SUPPLIED DATA:
━━━━━━━━━━━━━━━━━━━━━━━━━━━━━━
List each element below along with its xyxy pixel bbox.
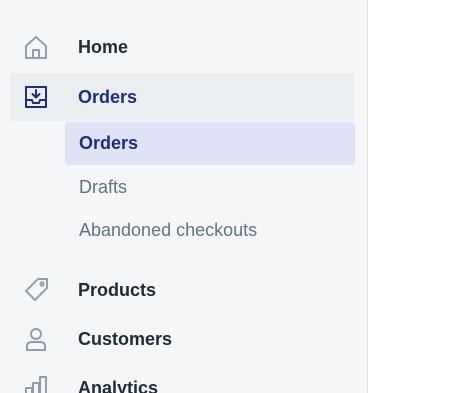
- sidebar-item-label: Customers: [78, 328, 173, 349]
- orders-inbox-icon: [22, 83, 50, 111]
- bar-chart-icon: [22, 374, 50, 393]
- sidebar-item-customers[interactable]: Customers: [10, 315, 354, 363]
- sidebar-item-label: Products: [78, 279, 157, 300]
- person-icon: [22, 325, 50, 353]
- sidebar-item-label: Home: [78, 36, 129, 57]
- subnav-item-label: Drafts: [79, 177, 128, 197]
- sidebar-item-analytics[interactable]: Analytics: [10, 364, 354, 393]
- tag-icon: [22, 276, 50, 304]
- subnav-item-drafts[interactable]: Drafts: [65, 166, 355, 209]
- sidebar-nav: Home Orders Orders Drafts Abandoned chec…: [0, 0, 368, 393]
- subnav-item-label: Abandoned checkouts: [79, 220, 258, 240]
- app-frame: Home Orders Orders Drafts Abandoned chec…: [0, 0, 471, 393]
- subnav-item-orders[interactable]: Orders: [65, 122, 355, 165]
- subnav-item-abandoned-checkouts[interactable]: Abandoned checkouts: [65, 209, 355, 252]
- home-icon: [22, 33, 50, 61]
- sidebar-item-products[interactable]: Products: [10, 266, 354, 314]
- sidebar-item-orders[interactable]: Orders: [10, 73, 354, 121]
- sidebar-item-label: Orders: [78, 86, 138, 107]
- main-content: [369, 0, 471, 393]
- subnav-item-label: Orders: [79, 133, 139, 153]
- sidebar-item-home[interactable]: Home: [10, 23, 354, 71]
- sidebar-item-label: Analytics: [78, 377, 159, 393]
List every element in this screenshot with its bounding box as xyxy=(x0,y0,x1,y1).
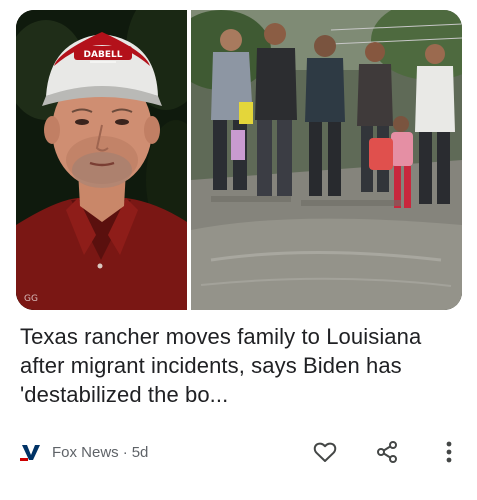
more-vertical-icon xyxy=(446,441,452,463)
fox-news-logo-icon xyxy=(20,443,42,461)
article-meta: Fox News · 5d xyxy=(20,440,148,464)
news-card[interactable]: DABELL GG Texas rancher moves family to … xyxy=(0,0,477,500)
hat-logo-text: DABELL xyxy=(84,50,123,60)
share-button[interactable] xyxy=(373,438,401,466)
article-headline[interactable]: Texas rancher moves family to Louisiana … xyxy=(20,322,460,409)
image-watermark: GG xyxy=(24,294,38,304)
more-options-button[interactable] xyxy=(435,438,463,466)
heart-outline-icon xyxy=(313,442,337,462)
article-image[interactable]: DABELL GG xyxy=(16,10,462,310)
migrants-photo-image xyxy=(191,10,462,310)
meta-separator: · xyxy=(122,443,128,461)
like-button[interactable] xyxy=(311,438,339,466)
article-age: 5d xyxy=(131,443,149,461)
share-icon xyxy=(377,441,397,463)
rancher-portrait-image: DABELL GG xyxy=(16,10,187,310)
article-actions xyxy=(277,438,463,466)
source-name[interactable]: Fox News xyxy=(52,444,119,461)
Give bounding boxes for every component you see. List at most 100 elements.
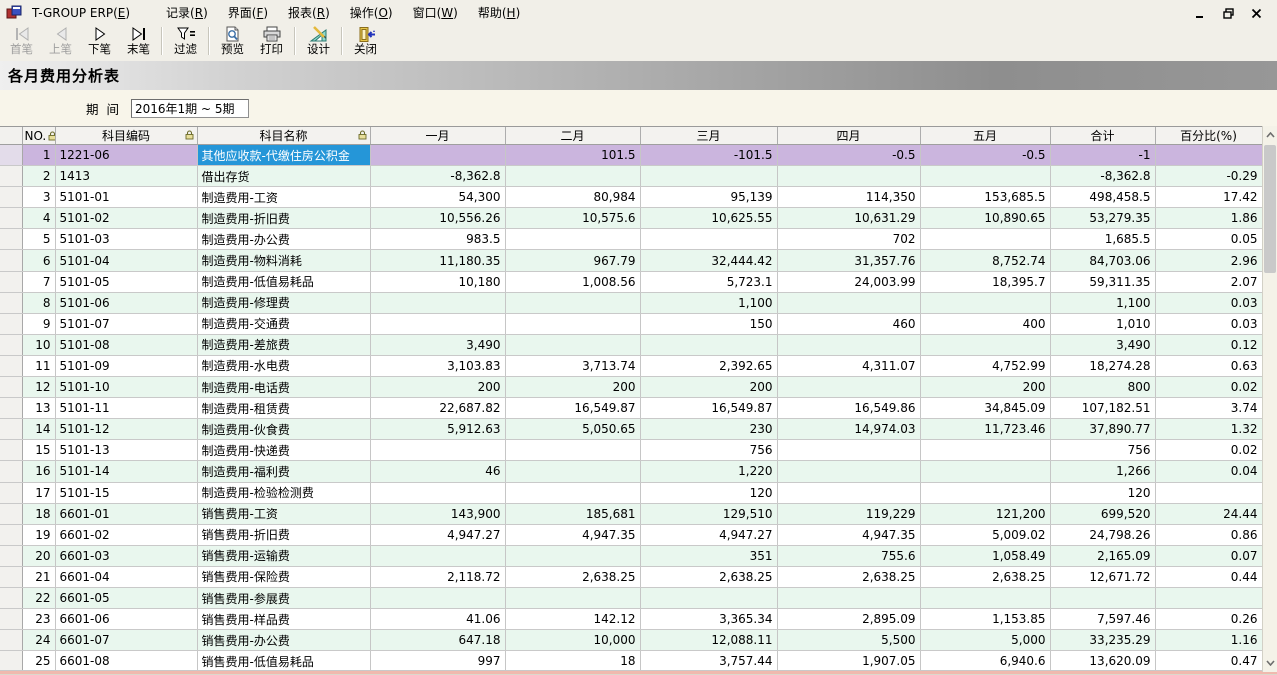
━━━━━━━━━━━━━━━━━━━━━━━━━━━━━━
DO THIS:
Copy out the lines from the line containing "- sidebar-item-label: Customers: [78, 328, 173, 349]" through the line containing "List every element", including both, with each one reproduced verbatim.

WORKED ANSWER:
- sidebar-item-label: Customers: [78, 328, 173, 349]
- orders-inbox-icon: [22, 83, 50, 111]
- bar-chart-icon: [22, 374, 50, 393]
- sidebar-item-customers[interactable]: Customers: [10, 315, 354, 363]
- sidebar-item-label: Products: [78, 279, 157, 300]
- person-icon: [22, 325, 50, 353]
- sidebar-item-label: Home: [78, 36, 129, 57]
- subnav-item-label: Drafts: [79, 177, 128, 197]
- sidebar-item-analytics[interactable]: Analytics: [10, 364, 354, 393]
- tag-icon: [22, 276, 50, 304]
- subnav-item-drafts[interactable]: Drafts: [65, 166, 355, 209]
- sidebar-nav: Home Orders Orders Drafts Abandoned chec…: [0, 0, 368, 393]
- subnav-item-label: Abandoned checkouts: [79, 220, 258, 240]
- app-frame: Home Orders Orders Drafts Abandoned chec…: [0, 0, 471, 393]
- subnav-item-orders[interactable]: Orders: [65, 122, 355, 165]
- subnav-item-abandoned-checkouts[interactable]: Abandoned checkouts: [65, 209, 355, 252]
- home-icon: [22, 33, 50, 61]
- sidebar-item-products[interactable]: Products: [10, 266, 354, 314]
- sidebar-item-orders[interactable]: Orders: [10, 73, 354, 121]
- sidebar-item-label: Orders: [78, 86, 138, 107]
- main-content: [369, 0, 471, 393]
- subnav-item-label: Orders: [79, 133, 139, 153]
- sidebar-item-home[interactable]: Home: [10, 23, 354, 71]
- sidebar-item-label: Analytics: [78, 377, 159, 393]
List every element in this screenshot with its bounding box as xyxy=(x0,y0,x1,y1).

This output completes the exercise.